Go through the listing below and list every line with "Forms".

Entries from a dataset
[BEGIN]

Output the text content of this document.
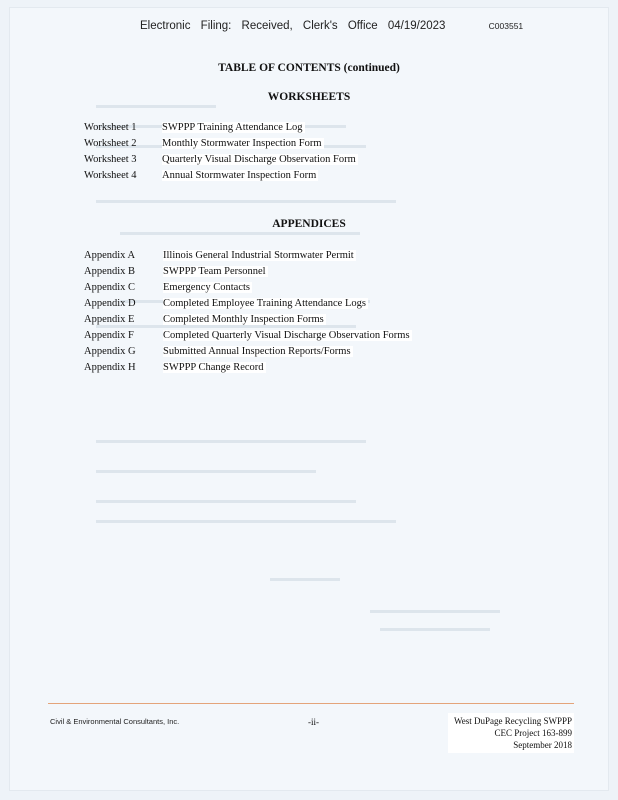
Electronic Filing: Received, Clerk's Office 04/19/2023	C003551
TABLE OF CONTENTS (continued)
WORKSHEETS
Worksheet 1 SWPPP Training Attendance Log
Worksheet 2 Monthly Stormwater Inspection Form
Worksheet 3 Quarterly Visual Discharge Observation Form
Worksheet 4 Annual Stormwater Inspection Form
APPENDICES
Appendix A	Illinois General Industrial Stormwater Permit
Appendix B	SWPPP Team Personnel
Appendix C	Emergency Contacts
Appendix D	Completed Employee Training Attendance Logs
Appendix E	Completed Monthly Inspection Forms
Appendix F	Completed Quarterly Visual Discharge Observation Forms
Appendix G	Submitted Annual Inspection Reports/Forms
Appendix H	SWPPP Change Record
Civil & Environmental Consultants, Inc.	-ii-	West DuPage Recycling SWPPP
CEC Project 163-899
September 2018
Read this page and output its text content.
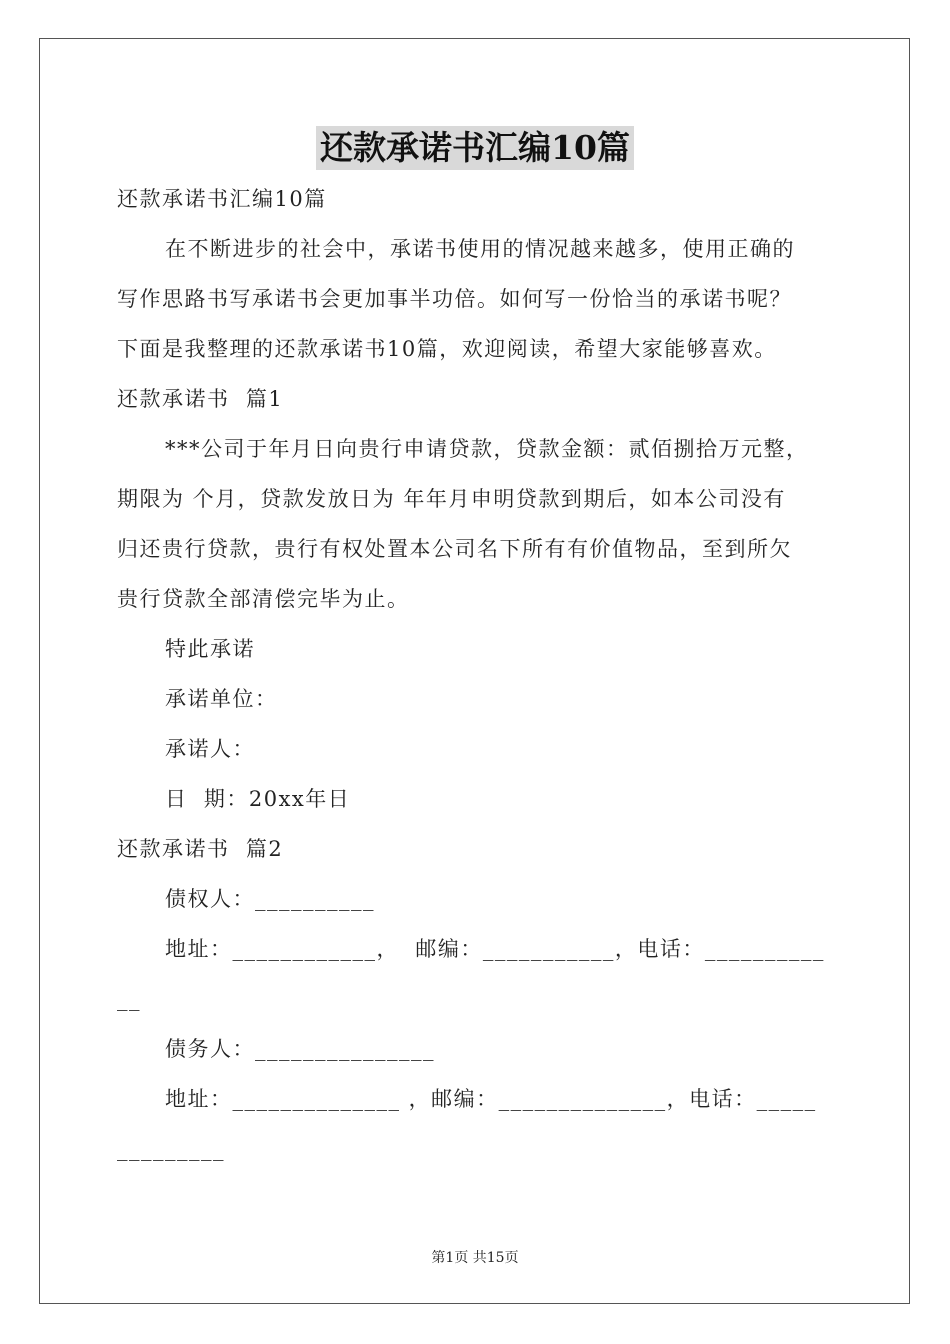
还款承诺书汇编10篇
还款承诺书汇编10篇
在不断进步的社会中，承诺书使用的情况越来越多，使用正确的
写作思路书写承诺书会更加事半功倍。如何写一份恰当的承诺书呢？
下面是我整理的还款承诺书10篇，欢迎阅读，希望大家能够喜欢。
还款承诺书  篇1
***公司于年月日向贵行申请贷款，贷款金额：贰佰捌拾万元整，
期限为 个月，贷款发放日为 年年月申明贷款到期后，如本公司没有
归还贵行贷款，贵行有权处置本公司名下所有有价值物品，至到所欠
贵行贷款全部清偿完毕为止。
特此承诺
承诺单位：
承诺人：
日  期：20xx年日
还款承诺书  篇2
债权人：__________
地址：____________，  邮编：___________，电话：__________
__
债务人：_______________
地址：______________ ，邮编：______________，电话：_____
_________
第1页 共15页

[END]

**Exercise output:**
Appendix E	Completed Monthly Inspection Forms
Appendix F	Completed Quarterly Visual Discharge Observation Forms
Appendix G	Submitted Annual Inspection Reports/Forms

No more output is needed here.